Return exactly the lines that run from the one containing "Transcribe the text in this document." to the end of the entries, with both ends included.

<<<<

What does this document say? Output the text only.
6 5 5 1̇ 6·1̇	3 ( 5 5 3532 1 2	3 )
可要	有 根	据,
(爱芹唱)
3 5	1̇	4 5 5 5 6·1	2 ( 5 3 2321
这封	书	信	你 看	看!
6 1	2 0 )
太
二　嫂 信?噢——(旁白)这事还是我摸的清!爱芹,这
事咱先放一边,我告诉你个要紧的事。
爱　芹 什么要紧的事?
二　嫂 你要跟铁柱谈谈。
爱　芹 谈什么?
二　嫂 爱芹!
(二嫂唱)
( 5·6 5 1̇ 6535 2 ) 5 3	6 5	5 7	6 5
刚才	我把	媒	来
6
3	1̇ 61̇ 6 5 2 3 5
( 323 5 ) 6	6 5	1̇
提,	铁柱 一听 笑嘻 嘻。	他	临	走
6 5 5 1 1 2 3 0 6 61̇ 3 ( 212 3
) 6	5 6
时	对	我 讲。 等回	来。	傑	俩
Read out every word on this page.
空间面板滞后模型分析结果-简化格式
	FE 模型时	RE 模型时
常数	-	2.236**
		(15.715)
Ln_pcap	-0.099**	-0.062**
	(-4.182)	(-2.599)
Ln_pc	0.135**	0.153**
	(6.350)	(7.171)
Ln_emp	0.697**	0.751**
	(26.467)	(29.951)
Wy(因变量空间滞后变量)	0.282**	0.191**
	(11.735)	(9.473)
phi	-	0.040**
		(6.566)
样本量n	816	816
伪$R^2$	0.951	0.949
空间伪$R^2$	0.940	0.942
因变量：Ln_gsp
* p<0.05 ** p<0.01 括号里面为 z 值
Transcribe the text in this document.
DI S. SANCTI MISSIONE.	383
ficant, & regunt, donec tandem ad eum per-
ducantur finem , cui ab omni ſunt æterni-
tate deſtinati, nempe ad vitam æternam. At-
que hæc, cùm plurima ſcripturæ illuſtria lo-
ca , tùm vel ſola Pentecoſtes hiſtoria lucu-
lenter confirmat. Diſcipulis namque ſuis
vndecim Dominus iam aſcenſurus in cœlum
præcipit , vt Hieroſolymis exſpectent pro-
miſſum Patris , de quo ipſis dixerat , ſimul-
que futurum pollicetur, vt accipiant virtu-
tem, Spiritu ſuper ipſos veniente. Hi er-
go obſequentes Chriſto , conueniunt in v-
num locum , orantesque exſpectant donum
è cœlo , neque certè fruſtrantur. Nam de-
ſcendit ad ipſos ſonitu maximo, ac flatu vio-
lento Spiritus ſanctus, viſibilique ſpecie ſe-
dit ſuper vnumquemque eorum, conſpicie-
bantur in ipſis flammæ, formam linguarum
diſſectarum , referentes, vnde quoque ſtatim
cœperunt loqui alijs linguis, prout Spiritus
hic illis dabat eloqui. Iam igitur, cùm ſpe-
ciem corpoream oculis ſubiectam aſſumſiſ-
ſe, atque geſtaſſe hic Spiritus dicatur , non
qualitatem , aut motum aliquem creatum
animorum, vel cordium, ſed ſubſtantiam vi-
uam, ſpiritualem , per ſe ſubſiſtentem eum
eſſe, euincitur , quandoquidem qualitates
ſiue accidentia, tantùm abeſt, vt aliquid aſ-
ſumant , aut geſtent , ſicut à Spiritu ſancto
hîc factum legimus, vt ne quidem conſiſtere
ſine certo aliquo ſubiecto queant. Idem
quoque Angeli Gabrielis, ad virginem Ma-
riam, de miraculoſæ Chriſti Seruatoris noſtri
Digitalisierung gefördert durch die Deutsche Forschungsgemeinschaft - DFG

>>>>

Exercise output
Transcribe the text in this document.
DI S. SANCTI MISSIONE.	383
ficant, & regunt, donec tandem ad eum per-
ducantur finem , cui ab omni ſunt æterni-
tate deſtinati, nempe ad vitam æternam. At-
que hæc, cùm plurima ſcripturæ illuſtria lo-
ca , tùm vel ſola Pentecoſtes hiſtoria lucu-
lenter confirmat. Diſcipulis namque ſuis
vndecim Dominus iam aſcenſurus in cœlum
præcipit , vt Hieroſolymis exſpectent pro-
miſſum Patris , de quo ipſis dixerat , ſimul-
que futurum pollicetur, vt accipiant virtu-
tem, Spiritu ſuper ipſos veniente. Hi er-
go obſequentes Chriſto , conueniunt in v-
num locum , orantesque exſpectant donum
è cœlo , neque certè fruſtrantur. Nam de-
ſcendit ad ipſos ſonitu maximo, ac flatu vio-
lento Spiritus ſanctus, viſibilique ſpecie ſe-
dit ſuper vnumquemque eorum, conſpicie-
bantur in ipſis flammæ, formam linguarum
diſſectarum , referentes, vnde quoque ſtatim
cœperunt loqui alijs linguis, prout Spiritus
hic illis dabat eloqui. Iam igitur, cùm ſpe-
ciem corpoream oculis ſubiectam aſſumſiſ-
ſe, atque geſtaſſe hic Spiritus dicatur , non
qualitatem , aut motum aliquem creatum
animorum, vel cordium, ſed ſubſtantiam vi-
uam, ſpiritualem , per ſe ſubſiſtentem eum
eſſe, euincitur , quandoquidem qualitates
ſiue accidentia, tantùm abeſt, vt aliquid aſ-
ſumant , aut geſtent , ſicut à Spiritu ſancto
hîc factum legimus, vt ne quidem conſiſtere
ſine certo aliquo ſubiecto queant. Idem
quoque Angeli Gabrielis, ad virginem Ma-
riam, de miraculoſæ Chriſti Seruatoris noſtri
Digitalisierung gefördert durch die Deutsche Forschungsgemeinschaft - DFG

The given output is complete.